** start of LISTING **

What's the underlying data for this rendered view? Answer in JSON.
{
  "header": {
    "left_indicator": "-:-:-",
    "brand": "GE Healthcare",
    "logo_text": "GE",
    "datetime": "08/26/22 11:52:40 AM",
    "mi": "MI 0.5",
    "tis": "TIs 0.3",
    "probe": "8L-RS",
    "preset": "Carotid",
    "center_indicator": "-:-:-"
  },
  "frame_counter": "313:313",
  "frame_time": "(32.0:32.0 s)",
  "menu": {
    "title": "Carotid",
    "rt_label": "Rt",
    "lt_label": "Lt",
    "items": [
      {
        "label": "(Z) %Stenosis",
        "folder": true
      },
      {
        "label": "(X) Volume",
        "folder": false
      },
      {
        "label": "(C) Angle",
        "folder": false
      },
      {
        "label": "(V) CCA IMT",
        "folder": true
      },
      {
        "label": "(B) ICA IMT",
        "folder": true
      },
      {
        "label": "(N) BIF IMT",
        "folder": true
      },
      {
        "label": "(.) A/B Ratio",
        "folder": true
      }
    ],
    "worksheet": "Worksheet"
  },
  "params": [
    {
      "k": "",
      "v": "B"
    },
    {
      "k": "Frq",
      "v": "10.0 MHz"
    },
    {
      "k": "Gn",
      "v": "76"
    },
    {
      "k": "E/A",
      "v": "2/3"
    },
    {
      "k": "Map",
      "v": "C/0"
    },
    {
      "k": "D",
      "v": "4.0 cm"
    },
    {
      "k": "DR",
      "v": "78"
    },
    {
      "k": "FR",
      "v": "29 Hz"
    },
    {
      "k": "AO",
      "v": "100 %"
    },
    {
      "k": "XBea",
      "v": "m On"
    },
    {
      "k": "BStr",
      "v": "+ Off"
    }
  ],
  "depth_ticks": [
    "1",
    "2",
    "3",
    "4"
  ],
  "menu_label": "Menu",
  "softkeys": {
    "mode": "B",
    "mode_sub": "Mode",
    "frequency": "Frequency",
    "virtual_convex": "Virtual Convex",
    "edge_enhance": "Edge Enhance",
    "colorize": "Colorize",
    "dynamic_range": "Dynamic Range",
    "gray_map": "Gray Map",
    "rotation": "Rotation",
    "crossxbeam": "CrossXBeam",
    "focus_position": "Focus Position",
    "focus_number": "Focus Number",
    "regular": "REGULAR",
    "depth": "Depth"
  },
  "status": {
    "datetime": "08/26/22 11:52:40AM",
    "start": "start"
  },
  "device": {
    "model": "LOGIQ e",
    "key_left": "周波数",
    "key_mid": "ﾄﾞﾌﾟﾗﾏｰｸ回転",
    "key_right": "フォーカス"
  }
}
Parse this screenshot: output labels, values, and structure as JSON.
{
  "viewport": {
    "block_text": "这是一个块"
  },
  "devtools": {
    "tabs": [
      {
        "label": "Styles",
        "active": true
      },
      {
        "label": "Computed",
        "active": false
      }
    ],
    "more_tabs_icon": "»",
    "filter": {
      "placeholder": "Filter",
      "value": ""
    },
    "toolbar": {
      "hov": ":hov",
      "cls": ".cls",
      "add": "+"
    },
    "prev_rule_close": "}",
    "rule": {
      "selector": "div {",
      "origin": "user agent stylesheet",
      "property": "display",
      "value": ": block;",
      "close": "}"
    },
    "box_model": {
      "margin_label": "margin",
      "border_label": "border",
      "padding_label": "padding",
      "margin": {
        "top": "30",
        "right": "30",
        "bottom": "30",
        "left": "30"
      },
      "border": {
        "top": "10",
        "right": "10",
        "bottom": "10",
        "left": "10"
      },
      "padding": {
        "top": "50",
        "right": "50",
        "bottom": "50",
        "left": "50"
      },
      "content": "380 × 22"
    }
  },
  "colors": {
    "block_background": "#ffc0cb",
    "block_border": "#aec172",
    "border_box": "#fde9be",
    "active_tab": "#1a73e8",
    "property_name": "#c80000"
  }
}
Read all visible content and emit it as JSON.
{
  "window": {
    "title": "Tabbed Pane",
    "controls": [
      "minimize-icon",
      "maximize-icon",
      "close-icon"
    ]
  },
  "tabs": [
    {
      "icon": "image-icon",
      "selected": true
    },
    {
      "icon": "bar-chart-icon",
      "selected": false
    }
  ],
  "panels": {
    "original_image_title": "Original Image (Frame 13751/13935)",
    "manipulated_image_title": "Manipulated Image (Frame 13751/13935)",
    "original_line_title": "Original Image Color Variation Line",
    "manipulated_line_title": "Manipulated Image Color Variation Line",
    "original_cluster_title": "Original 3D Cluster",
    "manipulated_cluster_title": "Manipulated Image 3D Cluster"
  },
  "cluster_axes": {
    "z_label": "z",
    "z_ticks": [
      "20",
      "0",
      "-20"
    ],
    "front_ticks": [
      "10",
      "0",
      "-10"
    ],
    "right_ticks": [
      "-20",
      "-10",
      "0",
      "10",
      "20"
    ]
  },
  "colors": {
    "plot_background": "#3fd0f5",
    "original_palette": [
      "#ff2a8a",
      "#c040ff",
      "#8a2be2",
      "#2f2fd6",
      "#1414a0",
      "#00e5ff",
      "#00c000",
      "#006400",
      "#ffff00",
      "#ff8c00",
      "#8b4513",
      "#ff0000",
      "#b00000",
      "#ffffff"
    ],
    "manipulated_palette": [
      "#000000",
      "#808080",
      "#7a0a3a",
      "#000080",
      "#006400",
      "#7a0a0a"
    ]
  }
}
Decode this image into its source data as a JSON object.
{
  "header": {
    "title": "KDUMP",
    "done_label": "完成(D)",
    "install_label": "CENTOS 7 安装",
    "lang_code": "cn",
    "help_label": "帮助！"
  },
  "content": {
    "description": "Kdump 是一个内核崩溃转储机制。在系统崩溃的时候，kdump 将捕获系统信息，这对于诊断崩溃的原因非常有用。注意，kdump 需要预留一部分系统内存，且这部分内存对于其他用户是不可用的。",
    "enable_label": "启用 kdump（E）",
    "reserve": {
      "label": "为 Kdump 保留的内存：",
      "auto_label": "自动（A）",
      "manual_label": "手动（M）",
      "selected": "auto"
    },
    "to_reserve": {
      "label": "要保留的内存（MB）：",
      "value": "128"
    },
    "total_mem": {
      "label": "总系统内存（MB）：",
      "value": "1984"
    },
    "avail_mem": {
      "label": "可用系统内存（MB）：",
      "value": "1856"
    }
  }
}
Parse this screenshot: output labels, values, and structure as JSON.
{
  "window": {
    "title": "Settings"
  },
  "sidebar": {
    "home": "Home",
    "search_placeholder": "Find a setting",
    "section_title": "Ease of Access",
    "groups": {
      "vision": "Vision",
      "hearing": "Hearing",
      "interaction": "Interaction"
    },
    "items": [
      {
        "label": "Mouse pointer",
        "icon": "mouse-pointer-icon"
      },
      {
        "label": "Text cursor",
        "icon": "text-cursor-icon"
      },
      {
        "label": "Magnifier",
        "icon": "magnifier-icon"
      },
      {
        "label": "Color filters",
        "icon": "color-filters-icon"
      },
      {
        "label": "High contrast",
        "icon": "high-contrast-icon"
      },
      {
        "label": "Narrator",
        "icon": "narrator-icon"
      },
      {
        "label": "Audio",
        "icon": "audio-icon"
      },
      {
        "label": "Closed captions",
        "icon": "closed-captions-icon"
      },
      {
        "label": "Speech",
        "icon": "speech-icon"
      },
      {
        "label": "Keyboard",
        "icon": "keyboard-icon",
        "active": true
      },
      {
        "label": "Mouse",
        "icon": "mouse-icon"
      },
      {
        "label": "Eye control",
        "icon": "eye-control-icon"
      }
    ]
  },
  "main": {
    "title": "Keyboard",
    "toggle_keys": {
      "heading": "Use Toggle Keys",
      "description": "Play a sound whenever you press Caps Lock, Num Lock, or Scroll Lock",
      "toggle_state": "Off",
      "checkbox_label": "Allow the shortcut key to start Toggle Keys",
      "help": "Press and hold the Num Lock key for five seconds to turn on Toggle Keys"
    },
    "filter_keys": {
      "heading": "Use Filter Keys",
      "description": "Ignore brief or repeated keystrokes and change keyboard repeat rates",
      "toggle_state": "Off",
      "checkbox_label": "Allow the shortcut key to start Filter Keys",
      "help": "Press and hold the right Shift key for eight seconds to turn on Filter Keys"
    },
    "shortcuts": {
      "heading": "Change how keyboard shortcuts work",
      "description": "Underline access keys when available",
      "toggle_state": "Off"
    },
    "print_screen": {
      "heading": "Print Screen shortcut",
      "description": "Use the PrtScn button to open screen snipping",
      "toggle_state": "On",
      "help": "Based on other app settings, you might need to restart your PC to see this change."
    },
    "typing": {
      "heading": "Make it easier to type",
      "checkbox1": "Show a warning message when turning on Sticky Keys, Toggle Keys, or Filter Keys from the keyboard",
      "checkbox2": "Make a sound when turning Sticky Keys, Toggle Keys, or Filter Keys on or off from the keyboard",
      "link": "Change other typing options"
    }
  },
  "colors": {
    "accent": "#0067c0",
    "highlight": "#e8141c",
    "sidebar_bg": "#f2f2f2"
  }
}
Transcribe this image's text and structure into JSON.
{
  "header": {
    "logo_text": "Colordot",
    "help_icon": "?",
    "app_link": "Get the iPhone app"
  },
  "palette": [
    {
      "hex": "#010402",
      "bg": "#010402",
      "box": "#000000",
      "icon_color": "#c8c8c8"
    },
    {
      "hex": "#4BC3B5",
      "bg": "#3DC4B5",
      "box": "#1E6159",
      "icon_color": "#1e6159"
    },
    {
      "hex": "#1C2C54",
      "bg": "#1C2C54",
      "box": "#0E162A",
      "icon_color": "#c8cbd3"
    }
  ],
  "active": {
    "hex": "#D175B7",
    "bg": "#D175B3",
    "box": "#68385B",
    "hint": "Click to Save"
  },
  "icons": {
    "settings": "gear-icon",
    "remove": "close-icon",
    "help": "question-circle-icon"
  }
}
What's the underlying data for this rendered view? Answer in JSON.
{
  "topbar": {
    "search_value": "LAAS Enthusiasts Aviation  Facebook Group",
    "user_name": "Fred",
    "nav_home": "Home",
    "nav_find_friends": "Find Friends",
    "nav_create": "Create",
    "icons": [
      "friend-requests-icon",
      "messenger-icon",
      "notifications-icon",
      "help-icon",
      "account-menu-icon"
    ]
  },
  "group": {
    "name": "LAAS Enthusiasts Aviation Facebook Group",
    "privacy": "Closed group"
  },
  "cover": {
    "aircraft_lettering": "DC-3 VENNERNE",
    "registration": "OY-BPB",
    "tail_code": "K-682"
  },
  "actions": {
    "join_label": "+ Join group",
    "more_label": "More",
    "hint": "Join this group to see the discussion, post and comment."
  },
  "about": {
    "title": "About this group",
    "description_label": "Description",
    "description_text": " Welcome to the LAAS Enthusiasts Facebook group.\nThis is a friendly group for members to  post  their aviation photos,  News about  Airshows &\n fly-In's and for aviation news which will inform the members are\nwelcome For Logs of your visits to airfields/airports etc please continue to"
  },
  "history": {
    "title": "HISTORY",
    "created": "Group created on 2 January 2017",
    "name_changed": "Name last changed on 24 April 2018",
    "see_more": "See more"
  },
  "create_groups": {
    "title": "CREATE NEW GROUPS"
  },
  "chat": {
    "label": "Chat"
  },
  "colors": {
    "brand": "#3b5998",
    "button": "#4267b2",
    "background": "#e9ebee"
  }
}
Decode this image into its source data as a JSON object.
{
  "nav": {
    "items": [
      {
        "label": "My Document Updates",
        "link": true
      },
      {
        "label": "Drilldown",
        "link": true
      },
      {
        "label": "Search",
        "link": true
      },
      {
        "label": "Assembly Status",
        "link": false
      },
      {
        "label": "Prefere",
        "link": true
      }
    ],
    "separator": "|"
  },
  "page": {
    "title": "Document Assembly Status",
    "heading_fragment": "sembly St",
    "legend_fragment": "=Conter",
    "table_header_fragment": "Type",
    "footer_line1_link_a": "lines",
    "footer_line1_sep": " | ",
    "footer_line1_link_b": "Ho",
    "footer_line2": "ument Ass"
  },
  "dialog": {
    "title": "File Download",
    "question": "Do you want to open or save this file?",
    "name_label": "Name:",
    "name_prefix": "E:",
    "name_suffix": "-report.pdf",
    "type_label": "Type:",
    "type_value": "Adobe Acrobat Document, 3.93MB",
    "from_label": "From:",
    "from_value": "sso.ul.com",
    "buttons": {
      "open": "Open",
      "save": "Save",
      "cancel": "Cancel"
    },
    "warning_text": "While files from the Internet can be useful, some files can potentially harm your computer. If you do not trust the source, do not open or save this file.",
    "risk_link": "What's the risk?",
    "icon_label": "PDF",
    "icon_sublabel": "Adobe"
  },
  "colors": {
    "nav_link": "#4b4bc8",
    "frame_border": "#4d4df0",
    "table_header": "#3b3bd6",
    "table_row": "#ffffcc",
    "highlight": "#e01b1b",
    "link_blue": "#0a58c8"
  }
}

** end of LISTING **

THE EXERCISE
Read through the entries and copy each line in which "typing" appears.

RESPONSE BELOW
    "typing": {
      "link": "Change other typing options"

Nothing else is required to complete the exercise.